--- PROBLEM DESCRIPTION ---
The records below need retyping in full; give them again exactly.

Records that describe figures:
---
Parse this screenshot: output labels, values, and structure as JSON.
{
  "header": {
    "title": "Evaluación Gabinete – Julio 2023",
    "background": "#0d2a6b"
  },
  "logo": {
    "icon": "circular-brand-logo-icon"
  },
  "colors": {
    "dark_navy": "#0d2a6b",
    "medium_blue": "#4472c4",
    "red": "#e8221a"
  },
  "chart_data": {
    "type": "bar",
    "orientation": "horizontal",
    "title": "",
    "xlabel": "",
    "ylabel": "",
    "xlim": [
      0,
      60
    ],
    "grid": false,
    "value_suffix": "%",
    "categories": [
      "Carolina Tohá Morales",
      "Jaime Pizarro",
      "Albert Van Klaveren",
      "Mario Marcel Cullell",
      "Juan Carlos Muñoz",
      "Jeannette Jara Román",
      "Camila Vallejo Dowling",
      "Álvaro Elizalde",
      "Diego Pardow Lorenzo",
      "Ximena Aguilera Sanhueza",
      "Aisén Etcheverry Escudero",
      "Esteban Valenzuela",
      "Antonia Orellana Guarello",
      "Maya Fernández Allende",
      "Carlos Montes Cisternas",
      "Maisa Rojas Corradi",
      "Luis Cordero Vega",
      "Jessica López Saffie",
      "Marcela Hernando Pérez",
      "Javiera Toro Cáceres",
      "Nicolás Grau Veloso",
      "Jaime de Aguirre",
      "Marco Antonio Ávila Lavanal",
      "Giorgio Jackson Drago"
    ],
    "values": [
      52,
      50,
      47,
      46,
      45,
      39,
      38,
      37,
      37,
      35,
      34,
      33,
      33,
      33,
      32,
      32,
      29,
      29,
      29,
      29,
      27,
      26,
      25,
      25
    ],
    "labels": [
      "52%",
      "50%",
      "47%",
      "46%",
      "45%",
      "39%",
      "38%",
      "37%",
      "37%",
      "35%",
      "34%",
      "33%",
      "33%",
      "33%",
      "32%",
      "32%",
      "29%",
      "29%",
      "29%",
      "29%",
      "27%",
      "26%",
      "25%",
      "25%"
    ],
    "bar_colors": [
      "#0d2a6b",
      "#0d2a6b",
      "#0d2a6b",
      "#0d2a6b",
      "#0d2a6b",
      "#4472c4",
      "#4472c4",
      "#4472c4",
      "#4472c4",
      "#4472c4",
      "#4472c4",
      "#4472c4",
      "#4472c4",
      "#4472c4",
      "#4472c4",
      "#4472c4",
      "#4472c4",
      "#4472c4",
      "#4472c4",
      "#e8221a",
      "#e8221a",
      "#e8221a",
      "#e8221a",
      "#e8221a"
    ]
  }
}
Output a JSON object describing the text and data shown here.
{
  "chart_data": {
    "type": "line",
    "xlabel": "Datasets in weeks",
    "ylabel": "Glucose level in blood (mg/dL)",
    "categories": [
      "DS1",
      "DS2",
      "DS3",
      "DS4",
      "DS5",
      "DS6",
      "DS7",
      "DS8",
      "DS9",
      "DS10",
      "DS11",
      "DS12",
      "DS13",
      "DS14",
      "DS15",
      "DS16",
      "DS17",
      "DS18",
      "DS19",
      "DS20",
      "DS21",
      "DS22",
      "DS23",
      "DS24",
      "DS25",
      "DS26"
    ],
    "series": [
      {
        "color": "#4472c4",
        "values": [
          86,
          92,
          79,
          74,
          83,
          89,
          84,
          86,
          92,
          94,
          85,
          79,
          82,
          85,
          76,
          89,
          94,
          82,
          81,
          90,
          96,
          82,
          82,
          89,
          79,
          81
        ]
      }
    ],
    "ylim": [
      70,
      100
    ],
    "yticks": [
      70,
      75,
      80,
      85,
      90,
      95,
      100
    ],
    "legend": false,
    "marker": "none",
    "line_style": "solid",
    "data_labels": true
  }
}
---
--- FULL RESPONSE ---
Parse this screenshot: output labels, values, and structure as JSON.
{
  "header": {
    "title": "Evaluación Gabinete – Julio 2023",
    "background": "#0d2a6b"
  },
  "logo": {
    "icon": "circular-brand-logo-icon"
  },
  "colors": {
    "dark_navy": "#0d2a6b",
    "medium_blue": "#4472c4",
    "red": "#e8221a"
  },
  "chart_data": {
    "type": "bar",
    "orientation": "horizontal",
    "title": "",
    "xlabel": "",
    "ylabel": "",
    "xlim": [
      0,
      60
    ],
    "grid": false,
    "value_suffix": "%",
    "categories": [
      "Carolina Tohá Morales",
      "Jaime Pizarro",
      "Albert Van Klaveren",
      "Mario Marcel Cullell",
      "Juan Carlos Muñoz",
      "Jeannette Jara Román",
      "Camila Vallejo Dowling",
      "Álvaro Elizalde",
      "Diego Pardow Lorenzo",
      "Ximena Aguilera Sanhueza",
      "Aisén Etcheverry Escudero",
      "Esteban Valenzuela",
      "Antonia Orellana Guarello",
      "Maya Fernández Allende",
      "Carlos Montes Cisternas",
      "Maisa Rojas Corradi",
      "Luis Cordero Vega",
      "Jessica López Saffie",
      "Marcela Hernando Pérez",
      "Javiera Toro Cáceres",
      "Nicolás Grau Veloso",
      "Jaime de Aguirre",
      "Marco Antonio Ávila Lavanal",
      "Giorgio Jackson Drago"
    ],
    "values": [
      52,
      50,
      47,
      46,
      45,
      39,
      38,
      37,
      37,
      35,
      34,
      33,
      33,
      33,
      32,
      32,
      29,
      29,
      29,
      29,
      27,
      26,
      25,
      25
    ],
    "labels": [
      "52%",
      "50%",
      "47%",
      "46%",
      "45%",
      "39%",
      "38%",
      "37%",
      "37%",
      "35%",
      "34%",
      "33%",
      "33%",
      "33%",
      "32%",
      "32%",
      "29%",
      "29%",
      "29%",
      "29%",
      "27%",
      "26%",
      "25%",
      "25%"
    ],
    "bar_colors": [
      "#0d2a6b",
      "#0d2a6b",
      "#0d2a6b",
      "#0d2a6b",
      "#0d2a6b",
      "#4472c4",
      "#4472c4",
      "#4472c4",
      "#4472c4",
      "#4472c4",
      "#4472c4",
      "#4472c4",
      "#4472c4",
      "#4472c4",
      "#4472c4",
      "#4472c4",
      "#4472c4",
      "#4472c4",
      "#4472c4",
      "#e8221a",
      "#e8221a",
      "#e8221a",
      "#e8221a",
      "#e8221a"
    ]
  }
}
Output a JSON object describing the text and data shown here.
{
  "chart_data": {
    "type": "line",
    "xlabel": "Datasets in weeks",
    "ylabel": "Glucose level in blood (mg/dL)",
    "categories": [
      "DS1",
      "DS2",
      "DS3",
      "DS4",
      "DS5",
      "DS6",
      "DS7",
      "DS8",
      "DS9",
      "DS10",
      "DS11",
      "DS12",
      "DS13",
      "DS14",
      "DS15",
      "DS16",
      "DS17",
      "DS18",
      "DS19",
      "DS20",
      "DS21",
      "DS22",
      "DS23",
      "DS24",
      "DS25",
      "DS26"
    ],
    "series": [
      {
        "color": "#4472c4",
        "values": [
          86,
          92,
          79,
          74,
          83,
          89,
          84,
          86,
          92,
          94,
          85,
          79,
          82,
          85,
          76,
          89,
          94,
          82,
          81,
          90,
          96,
          82,
          82,
          89,
          79,
          81
        ]
      }
    ],
    "ylim": [
      70,
      100
    ],
    "yticks": [
      70,
      75,
      80,
      85,
      90,
      95,
      100
    ],
    "legend": false,
    "marker": "none",
    "line_style": "solid",
    "data_labels": true
  }
}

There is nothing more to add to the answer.